**Given request**
Reproduce all of the data word for word.

**Material for the task**
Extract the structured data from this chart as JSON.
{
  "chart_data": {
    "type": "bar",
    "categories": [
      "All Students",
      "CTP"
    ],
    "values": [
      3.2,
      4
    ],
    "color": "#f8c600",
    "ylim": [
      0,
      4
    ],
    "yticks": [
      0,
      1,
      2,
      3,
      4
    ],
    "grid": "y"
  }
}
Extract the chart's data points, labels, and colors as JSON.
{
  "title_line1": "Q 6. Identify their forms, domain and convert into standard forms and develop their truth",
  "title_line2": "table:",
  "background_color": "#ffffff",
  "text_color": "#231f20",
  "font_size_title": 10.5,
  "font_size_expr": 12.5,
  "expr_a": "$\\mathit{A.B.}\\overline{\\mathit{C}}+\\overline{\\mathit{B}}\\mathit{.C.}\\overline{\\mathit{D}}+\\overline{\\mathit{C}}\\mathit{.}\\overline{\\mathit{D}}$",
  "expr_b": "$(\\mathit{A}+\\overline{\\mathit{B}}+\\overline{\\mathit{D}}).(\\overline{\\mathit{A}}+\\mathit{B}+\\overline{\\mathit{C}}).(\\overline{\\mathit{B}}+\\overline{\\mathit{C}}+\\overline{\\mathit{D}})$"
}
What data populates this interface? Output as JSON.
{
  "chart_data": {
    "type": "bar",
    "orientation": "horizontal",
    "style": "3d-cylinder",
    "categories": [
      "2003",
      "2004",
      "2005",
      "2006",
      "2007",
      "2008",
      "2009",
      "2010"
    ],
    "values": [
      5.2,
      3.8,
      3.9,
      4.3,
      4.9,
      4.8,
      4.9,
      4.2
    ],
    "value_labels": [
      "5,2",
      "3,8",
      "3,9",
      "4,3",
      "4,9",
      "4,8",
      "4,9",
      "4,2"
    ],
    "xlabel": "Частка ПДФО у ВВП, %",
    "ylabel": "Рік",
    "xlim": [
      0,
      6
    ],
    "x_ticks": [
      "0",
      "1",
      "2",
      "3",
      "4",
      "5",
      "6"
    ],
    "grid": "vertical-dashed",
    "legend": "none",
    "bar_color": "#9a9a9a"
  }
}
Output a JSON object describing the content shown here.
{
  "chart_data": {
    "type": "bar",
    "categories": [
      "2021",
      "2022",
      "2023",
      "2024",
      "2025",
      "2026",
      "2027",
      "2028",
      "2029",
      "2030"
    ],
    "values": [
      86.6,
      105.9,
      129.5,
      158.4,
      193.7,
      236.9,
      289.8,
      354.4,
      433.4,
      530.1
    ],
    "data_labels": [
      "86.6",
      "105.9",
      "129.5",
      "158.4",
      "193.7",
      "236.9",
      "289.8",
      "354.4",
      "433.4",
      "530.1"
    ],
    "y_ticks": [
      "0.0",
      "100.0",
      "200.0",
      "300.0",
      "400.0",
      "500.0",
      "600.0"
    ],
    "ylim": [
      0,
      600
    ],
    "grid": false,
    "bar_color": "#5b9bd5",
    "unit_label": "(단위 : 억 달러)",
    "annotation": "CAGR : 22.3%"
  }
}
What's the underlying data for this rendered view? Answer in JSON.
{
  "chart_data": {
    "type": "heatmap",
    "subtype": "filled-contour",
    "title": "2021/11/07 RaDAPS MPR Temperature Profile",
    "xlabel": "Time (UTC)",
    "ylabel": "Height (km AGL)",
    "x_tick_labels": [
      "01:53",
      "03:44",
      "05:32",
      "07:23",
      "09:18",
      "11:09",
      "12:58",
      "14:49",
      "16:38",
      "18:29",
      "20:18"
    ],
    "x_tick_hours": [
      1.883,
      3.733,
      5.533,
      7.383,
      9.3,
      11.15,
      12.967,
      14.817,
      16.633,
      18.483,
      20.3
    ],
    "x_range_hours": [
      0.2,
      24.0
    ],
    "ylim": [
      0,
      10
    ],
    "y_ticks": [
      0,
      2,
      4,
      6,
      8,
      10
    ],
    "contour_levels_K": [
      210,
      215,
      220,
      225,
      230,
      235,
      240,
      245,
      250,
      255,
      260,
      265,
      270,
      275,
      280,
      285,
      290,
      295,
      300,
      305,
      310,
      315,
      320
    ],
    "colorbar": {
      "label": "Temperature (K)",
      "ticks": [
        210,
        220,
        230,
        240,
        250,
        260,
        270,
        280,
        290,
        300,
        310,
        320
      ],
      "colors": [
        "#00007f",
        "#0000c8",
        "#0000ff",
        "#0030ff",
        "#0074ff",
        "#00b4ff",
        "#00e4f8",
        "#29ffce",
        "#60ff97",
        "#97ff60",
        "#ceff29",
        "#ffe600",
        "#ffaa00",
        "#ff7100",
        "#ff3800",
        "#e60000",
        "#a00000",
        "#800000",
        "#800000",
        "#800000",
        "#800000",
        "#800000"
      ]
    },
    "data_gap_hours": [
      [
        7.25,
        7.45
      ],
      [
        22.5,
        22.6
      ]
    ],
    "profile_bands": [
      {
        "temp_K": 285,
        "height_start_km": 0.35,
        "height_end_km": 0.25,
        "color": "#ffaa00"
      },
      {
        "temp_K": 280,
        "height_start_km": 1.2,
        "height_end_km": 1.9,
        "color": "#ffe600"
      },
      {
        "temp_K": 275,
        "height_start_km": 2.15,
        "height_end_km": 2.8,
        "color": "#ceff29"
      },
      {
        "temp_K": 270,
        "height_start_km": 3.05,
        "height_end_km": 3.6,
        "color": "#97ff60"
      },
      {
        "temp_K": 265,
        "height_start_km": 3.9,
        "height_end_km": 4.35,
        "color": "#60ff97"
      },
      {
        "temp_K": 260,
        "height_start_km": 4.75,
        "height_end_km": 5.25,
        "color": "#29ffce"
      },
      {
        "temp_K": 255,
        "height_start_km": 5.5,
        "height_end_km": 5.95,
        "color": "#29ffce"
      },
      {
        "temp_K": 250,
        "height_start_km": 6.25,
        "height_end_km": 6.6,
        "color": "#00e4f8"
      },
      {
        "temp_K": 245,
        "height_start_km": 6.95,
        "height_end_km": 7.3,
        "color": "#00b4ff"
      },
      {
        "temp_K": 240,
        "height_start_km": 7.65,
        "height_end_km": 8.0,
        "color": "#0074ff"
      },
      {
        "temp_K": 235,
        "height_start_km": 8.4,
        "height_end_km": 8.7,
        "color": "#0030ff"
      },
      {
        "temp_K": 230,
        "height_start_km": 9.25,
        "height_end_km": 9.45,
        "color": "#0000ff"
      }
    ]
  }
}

**Worked solution**
Extract the structured data from this chart as JSON.
{
  "chart_data": {
    "type": "bar",
    "categories": [
      "All Students",
      "CTP"
    ],
    "values": [
      3.2,
      4
    ],
    "color": "#f8c600",
    "ylim": [
      0,
      4
    ],
    "yticks": [
      0,
      1,
      2,
      3,
      4
    ],
    "grid": "y"
  }
}
Extract the chart's data points, labels, and colors as JSON.
{
  "title_line1": "Q 6. Identify their forms, domain and convert into standard forms and develop their truth",
  "title_line2": "table:",
  "background_color": "#ffffff",
  "text_color": "#231f20",
  "font_size_title": 10.5,
  "font_size_expr": 12.5,
  "expr_a": "$\\mathit{A.B.}\\overline{\\mathit{C}}+\\overline{\\mathit{B}}\\mathit{.C.}\\overline{\\mathit{D}}+\\overline{\\mathit{C}}\\mathit{.}\\overline{\\mathit{D}}$",
  "expr_b": "$(\\mathit{A}+\\overline{\\mathit{B}}+\\overline{\\mathit{D}}).(\\overline{\\mathit{A}}+\\mathit{B}+\\overline{\\mathit{C}}).(\\overline{\\mathit{B}}+\\overline{\\mathit{C}}+\\overline{\\mathit{D}})$"
}
What data populates this interface? Output as JSON.
{
  "chart_data": {
    "type": "bar",
    "orientation": "horizontal",
    "style": "3d-cylinder",
    "categories": [
      "2003",
      "2004",
      "2005",
      "2006",
      "2007",
      "2008",
      "2009",
      "2010"
    ],
    "values": [
      5.2,
      3.8,
      3.9,
      4.3,
      4.9,
      4.8,
      4.9,
      4.2
    ],
    "value_labels": [
      "5,2",
      "3,8",
      "3,9",
      "4,3",
      "4,9",
      "4,8",
      "4,9",
      "4,2"
    ],
    "xlabel": "Частка ПДФО у ВВП, %",
    "ylabel": "Рік",
    "xlim": [
      0,
      6
    ],
    "x_ticks": [
      "0",
      "1",
      "2",
      "3",
      "4",
      "5",
      "6"
    ],
    "grid": "vertical-dashed",
    "legend": "none",
    "bar_color": "#9a9a9a"
  }
}
Output a JSON object describing the content shown here.
{
  "chart_data": {
    "type": "bar",
    "categories": [
      "2021",
      "2022",
      "2023",
      "2024",
      "2025",
      "2026",
      "2027",
      "2028",
      "2029",
      "2030"
    ],
    "values": [
      86.6,
      105.9,
      129.5,
      158.4,
      193.7,
      236.9,
      289.8,
      354.4,
      433.4,
      530.1
    ],
    "data_labels": [
      "86.6",
      "105.9",
      "129.5",
      "158.4",
      "193.7",
      "236.9",
      "289.8",
      "354.4",
      "433.4",
      "530.1"
    ],
    "y_ticks": [
      "0.0",
      "100.0",
      "200.0",
      "300.0",
      "400.0",
      "500.0",
      "600.0"
    ],
    "ylim": [
      0,
      600
    ],
    "grid": false,
    "bar_color": "#5b9bd5",
    "unit_label": "(단위 : 억 달러)",
    "annotation": "CAGR : 22.3%"
  }
}
What's the underlying data for this rendered view? Answer in JSON.
{
  "chart_data": {
    "type": "heatmap",
    "subtype": "filled-contour",
    "title": "2021/11/07 RaDAPS MPR Temperature Profile",
    "xlabel": "Time (UTC)",
    "ylabel": "Height (km AGL)",
    "x_tick_labels": [
      "01:53",
      "03:44",
      "05:32",
      "07:23",
      "09:18",
      "11:09",
      "12:58",
      "14:49",
      "16:38",
      "18:29",
      "20:18"
    ],
    "x_tick_hours": [
      1.883,
      3.733,
      5.533,
      7.383,
      9.3,
      11.15,
      12.967,
      14.817,
      16.633,
      18.483,
      20.3
    ],
    "x_range_hours": [
      0.2,
      24.0
    ],
    "ylim": [
      0,
      10
    ],
    "y_ticks": [
      0,
      2,
      4,
      6,
      8,
      10
    ],
    "contour_levels_K": [
      210,
      215,
      220,
      225,
      230,
      235,
      240,
      245,
      250,
      255,
      260,
      265,
      270,
      275,
      280,
      285,
      290,
      295,
      300,
      305,
      310,
      315,
      320
    ],
    "colorbar": {
      "label": "Temperature (K)",
      "ticks": [
        210,
        220,
        230,
        240,
        250,
        260,
        270,
        280,
        290,
        300,
        310,
        320
      ],
      "colors": [
        "#00007f",
        "#0000c8",
        "#0000ff",
        "#0030ff",
        "#0074ff",
        "#00b4ff",
        "#00e4f8",
        "#29ffce",
        "#60ff97",
        "#97ff60",
        "#ceff29",
        "#ffe600",
        "#ffaa00",
        "#ff7100",
        "#ff3800",
        "#e60000",
        "#a00000",
        "#800000",
        "#800000",
        "#800000",
        "#800000",
        "#800000"
      ]
    },
    "data_gap_hours": [
      [
        7.25,
        7.45
      ],
      [
        22.5,
        22.6
      ]
    ],
    "profile_bands": [
      {
        "temp_K": 285,
        "height_start_km": 0.35,
        "height_end_km": 0.25,
        "color": "#ffaa00"
      },
      {
        "temp_K": 280,
        "height_start_km": 1.2,
        "height_end_km": 1.9,
        "color": "#ffe600"
      },
      {
        "temp_K": 275,
        "height_start_km": 2.15,
        "height_end_km": 2.8,
        "color": "#ceff29"
      },
      {
        "temp_K": 270,
        "height_start_km": 3.05,
        "height_end_km": 3.6,
        "color": "#97ff60"
      },
      {
        "temp_K": 265,
        "height_start_km": 3.9,
        "height_end_km": 4.35,
        "color": "#60ff97"
      },
      {
        "temp_K": 260,
        "height_start_km": 4.75,
        "height_end_km": 5.25,
        "color": "#29ffce"
      },
      {
        "temp_K": 255,
        "height_start_km": 5.5,
        "height_end_km": 5.95,
        "color": "#29ffce"
      },
      {
        "temp_K": 250,
        "height_start_km": 6.25,
        "height_end_km": 6.6,
        "color": "#00e4f8"
      },
      {
        "temp_K": 245,
        "height_start_km": 6.95,
        "height_end_km": 7.3,
        "color": "#00b4ff"
      },
      {
        "temp_K": 240,
        "height_start_km": 7.65,
        "height_end_km": 8.0,
        "color": "#0074ff"
      },
      {
        "temp_K": 235,
        "height_start_km": 8.4,
        "height_end_km": 8.7,
        "color": "#0030ff"
      },
      {
        "temp_K": 230,
        "height_start_km": 9.25,
        "height_end_km": 9.45,
        "color": "#0000ff"
      }
    ]
  }
}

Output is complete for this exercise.